_What you are asked to do_. Every entry below must appear again, exactly as written.

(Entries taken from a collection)
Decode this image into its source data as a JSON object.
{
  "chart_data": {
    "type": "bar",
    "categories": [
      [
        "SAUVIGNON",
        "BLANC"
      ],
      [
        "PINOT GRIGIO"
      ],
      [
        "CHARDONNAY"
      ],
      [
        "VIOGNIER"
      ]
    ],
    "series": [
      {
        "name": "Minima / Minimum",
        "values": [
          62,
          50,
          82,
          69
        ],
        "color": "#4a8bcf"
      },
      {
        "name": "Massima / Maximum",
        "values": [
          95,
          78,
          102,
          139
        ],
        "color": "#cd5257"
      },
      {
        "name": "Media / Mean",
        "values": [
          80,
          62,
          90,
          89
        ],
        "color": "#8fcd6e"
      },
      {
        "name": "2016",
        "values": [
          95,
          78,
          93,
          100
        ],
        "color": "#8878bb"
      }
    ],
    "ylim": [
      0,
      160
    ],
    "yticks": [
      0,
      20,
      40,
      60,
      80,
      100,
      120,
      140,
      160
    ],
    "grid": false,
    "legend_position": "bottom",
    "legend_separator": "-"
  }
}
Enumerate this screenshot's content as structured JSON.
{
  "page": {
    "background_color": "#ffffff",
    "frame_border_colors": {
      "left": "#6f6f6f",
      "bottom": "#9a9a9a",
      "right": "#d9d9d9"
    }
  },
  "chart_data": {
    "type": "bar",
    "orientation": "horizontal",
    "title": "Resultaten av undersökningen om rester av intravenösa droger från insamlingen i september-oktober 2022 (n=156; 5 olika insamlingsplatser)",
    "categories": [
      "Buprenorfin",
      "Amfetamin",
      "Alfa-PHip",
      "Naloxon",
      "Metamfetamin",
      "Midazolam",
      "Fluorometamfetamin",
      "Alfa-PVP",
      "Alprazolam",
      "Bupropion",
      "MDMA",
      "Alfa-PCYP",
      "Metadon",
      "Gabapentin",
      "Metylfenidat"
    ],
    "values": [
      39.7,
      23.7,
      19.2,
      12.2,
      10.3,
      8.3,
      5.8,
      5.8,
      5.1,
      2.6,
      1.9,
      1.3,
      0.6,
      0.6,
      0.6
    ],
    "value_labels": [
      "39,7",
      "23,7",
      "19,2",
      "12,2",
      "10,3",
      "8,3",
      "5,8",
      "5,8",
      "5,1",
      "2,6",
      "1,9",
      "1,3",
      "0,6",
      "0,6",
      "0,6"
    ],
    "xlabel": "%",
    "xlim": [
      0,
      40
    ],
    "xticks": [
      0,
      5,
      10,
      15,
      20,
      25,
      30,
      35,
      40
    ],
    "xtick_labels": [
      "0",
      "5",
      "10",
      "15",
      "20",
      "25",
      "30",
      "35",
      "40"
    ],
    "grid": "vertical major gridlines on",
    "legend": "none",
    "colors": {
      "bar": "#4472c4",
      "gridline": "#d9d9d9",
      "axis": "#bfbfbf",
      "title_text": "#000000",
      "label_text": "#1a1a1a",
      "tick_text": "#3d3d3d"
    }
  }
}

_Full output_.
Decode this image into its source data as a JSON object.
{
  "chart_data": {
    "type": "bar",
    "categories": [
      [
        "SAUVIGNON",
        "BLANC"
      ],
      [
        "PINOT GRIGIO"
      ],
      [
        "CHARDONNAY"
      ],
      [
        "VIOGNIER"
      ]
    ],
    "series": [
      {
        "name": "Minima / Minimum",
        "values": [
          62,
          50,
          82,
          69
        ],
        "color": "#4a8bcf"
      },
      {
        "name": "Massima / Maximum",
        "values": [
          95,
          78,
          102,
          139
        ],
        "color": "#cd5257"
      },
      {
        "name": "Media / Mean",
        "values": [
          80,
          62,
          90,
          89
        ],
        "color": "#8fcd6e"
      },
      {
        "name": "2016",
        "values": [
          95,
          78,
          93,
          100
        ],
        "color": "#8878bb"
      }
    ],
    "ylim": [
      0,
      160
    ],
    "yticks": [
      0,
      20,
      40,
      60,
      80,
      100,
      120,
      140,
      160
    ],
    "grid": false,
    "legend_position": "bottom",
    "legend_separator": "-"
  }
}
Enumerate this screenshot's content as structured JSON.
{
  "page": {
    "background_color": "#ffffff",
    "frame_border_colors": {
      "left": "#6f6f6f",
      "bottom": "#9a9a9a",
      "right": "#d9d9d9"
    }
  },
  "chart_data": {
    "type": "bar",
    "orientation": "horizontal",
    "title": "Resultaten av undersökningen om rester av intravenösa droger från insamlingen i september-oktober 2022 (n=156; 5 olika insamlingsplatser)",
    "categories": [
      "Buprenorfin",
      "Amfetamin",
      "Alfa-PHip",
      "Naloxon",
      "Metamfetamin",
      "Midazolam",
      "Fluorometamfetamin",
      "Alfa-PVP",
      "Alprazolam",
      "Bupropion",
      "MDMA",
      "Alfa-PCYP",
      "Metadon",
      "Gabapentin",
      "Metylfenidat"
    ],
    "values": [
      39.7,
      23.7,
      19.2,
      12.2,
      10.3,
      8.3,
      5.8,
      5.8,
      5.1,
      2.6,
      1.9,
      1.3,
      0.6,
      0.6,
      0.6
    ],
    "value_labels": [
      "39,7",
      "23,7",
      "19,2",
      "12,2",
      "10,3",
      "8,3",
      "5,8",
      "5,8",
      "5,1",
      "2,6",
      "1,9",
      "1,3",
      "0,6",
      "0,6",
      "0,6"
    ],
    "xlabel": "%",
    "xlim": [
      0,
      40
    ],
    "xticks": [
      0,
      5,
      10,
      15,
      20,
      25,
      30,
      35,
      40
    ],
    "xtick_labels": [
      "0",
      "5",
      "10",
      "15",
      "20",
      "25",
      "30",
      "35",
      "40"
    ],
    "grid": "vertical major gridlines on",
    "legend": "none",
    "colors": {
      "bar": "#4472c4",
      "gridline": "#d9d9d9",
      "axis": "#bfbfbf",
      "title_text": "#000000",
      "label_text": "#1a1a1a",
      "tick_text": "#3d3d3d"
    }
  }
}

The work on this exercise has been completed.